━━━ DATA FOR THE TASK ━━━

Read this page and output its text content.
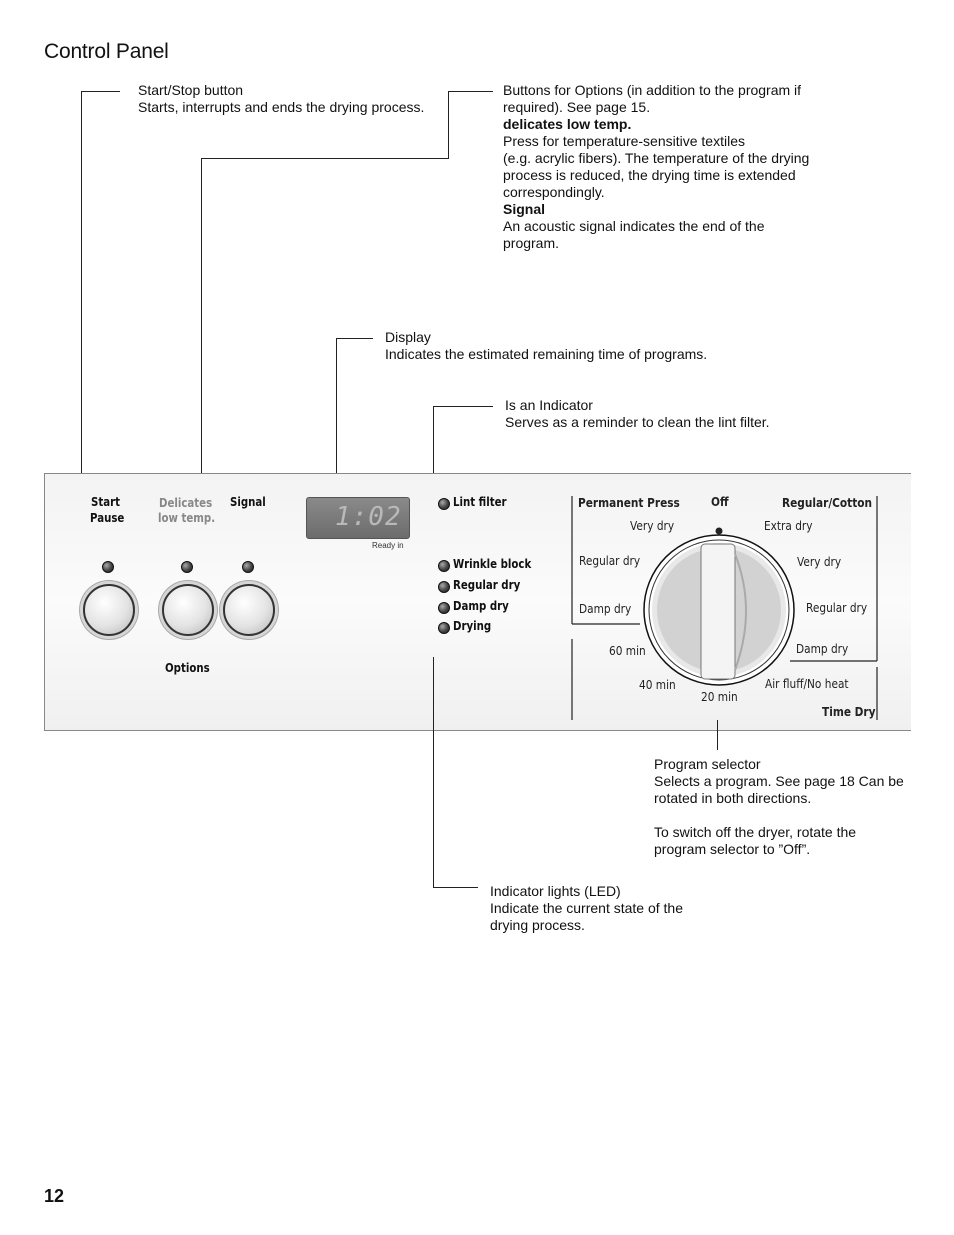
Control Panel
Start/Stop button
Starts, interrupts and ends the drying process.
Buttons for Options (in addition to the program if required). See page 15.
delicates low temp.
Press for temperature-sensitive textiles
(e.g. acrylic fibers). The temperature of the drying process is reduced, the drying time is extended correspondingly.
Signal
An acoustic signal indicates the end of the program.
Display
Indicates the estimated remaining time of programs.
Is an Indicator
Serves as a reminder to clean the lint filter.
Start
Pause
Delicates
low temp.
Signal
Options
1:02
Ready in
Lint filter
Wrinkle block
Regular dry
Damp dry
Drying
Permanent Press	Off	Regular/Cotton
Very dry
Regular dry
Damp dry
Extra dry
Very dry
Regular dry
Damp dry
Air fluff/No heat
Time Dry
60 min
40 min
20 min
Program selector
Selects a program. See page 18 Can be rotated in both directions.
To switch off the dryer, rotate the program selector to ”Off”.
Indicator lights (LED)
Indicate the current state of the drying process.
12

━━━

* INSTRUCTIONS FOR THE TASK
Set the entries down again exactly. Do not include the images.

* ANSWER TO THIS PROBLEM
Read this page and output its text content.
Control Panel
Start/Stop button
Starts, interrupts and ends the drying process.
Buttons for Options (in addition to the program if required). See page 15.
delicates low temp.
Press for temperature-sensitive textiles
(e.g. acrylic fibers). The temperature of the drying process is reduced, the drying time is extended correspondingly.
Signal
An acoustic signal indicates the end of the program.
Display
Indicates the estimated remaining time of programs.
Is an Indicator
Serves as a reminder to clean the lint filter.
Start
Pause
Delicates
low temp.
Signal
Options
1:02
Ready in
Lint filter
Wrinkle block
Regular dry
Damp dry
Drying
Permanent Press	Off	Regular/Cotton
Very dry
Regular dry
Damp dry
Extra dry
Very dry
Regular dry
Damp dry
Air fluff/No heat
Time Dry
60 min
40 min
20 min
Program selector
Selects a program. See page 18 Can be rotated in both directions.
To switch off the dryer, rotate the program selector to ”Off”.
Indicator lights (LED)
Indicate the current state of the drying process.
12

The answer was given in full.